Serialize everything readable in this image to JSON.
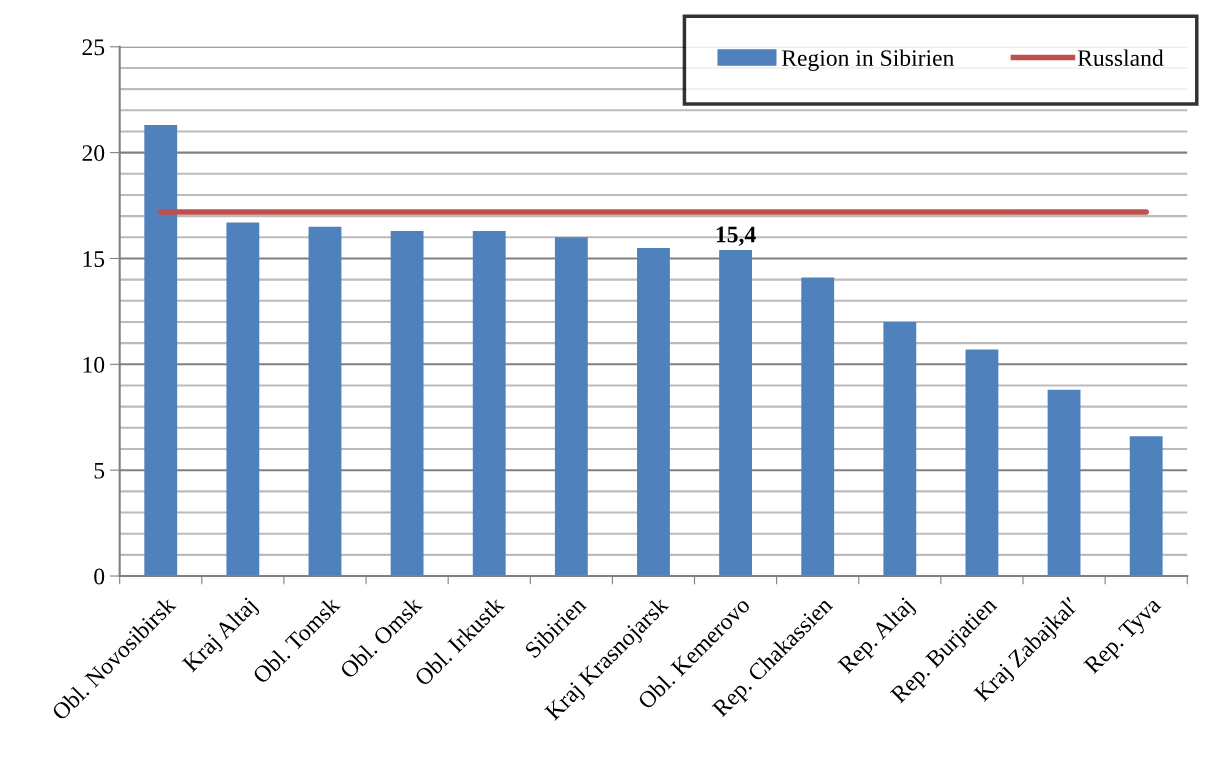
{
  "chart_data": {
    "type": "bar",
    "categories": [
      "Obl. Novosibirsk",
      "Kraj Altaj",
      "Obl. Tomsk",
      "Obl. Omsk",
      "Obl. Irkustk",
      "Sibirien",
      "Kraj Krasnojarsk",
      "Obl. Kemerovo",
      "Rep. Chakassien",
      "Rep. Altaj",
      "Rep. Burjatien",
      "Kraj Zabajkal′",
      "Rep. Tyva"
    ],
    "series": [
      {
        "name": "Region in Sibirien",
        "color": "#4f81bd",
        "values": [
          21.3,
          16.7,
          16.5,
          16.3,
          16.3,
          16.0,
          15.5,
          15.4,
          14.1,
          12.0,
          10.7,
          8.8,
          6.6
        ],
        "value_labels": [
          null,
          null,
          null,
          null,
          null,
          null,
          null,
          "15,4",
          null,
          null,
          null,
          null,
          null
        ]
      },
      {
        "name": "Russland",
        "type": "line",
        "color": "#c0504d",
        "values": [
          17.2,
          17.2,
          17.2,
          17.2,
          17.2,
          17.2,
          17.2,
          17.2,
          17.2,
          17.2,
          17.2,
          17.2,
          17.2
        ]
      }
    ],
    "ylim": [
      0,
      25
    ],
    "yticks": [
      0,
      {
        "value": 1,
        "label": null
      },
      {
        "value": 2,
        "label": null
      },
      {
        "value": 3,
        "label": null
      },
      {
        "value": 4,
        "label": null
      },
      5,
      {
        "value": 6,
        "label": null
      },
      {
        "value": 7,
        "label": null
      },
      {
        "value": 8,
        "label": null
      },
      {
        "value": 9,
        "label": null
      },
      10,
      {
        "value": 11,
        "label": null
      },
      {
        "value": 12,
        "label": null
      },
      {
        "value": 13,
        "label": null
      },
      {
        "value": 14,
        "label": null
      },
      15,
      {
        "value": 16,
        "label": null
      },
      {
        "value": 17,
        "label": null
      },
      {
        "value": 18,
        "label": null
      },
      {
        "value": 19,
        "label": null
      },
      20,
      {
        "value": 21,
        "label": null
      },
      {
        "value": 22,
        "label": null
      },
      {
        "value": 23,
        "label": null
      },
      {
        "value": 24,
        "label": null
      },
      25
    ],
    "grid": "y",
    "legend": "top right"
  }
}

###

> [What to produce]
Collect the lines that hold "name".

> [Finished exercise]
        "name": "Region in Sibirien",
        "name": "Russland",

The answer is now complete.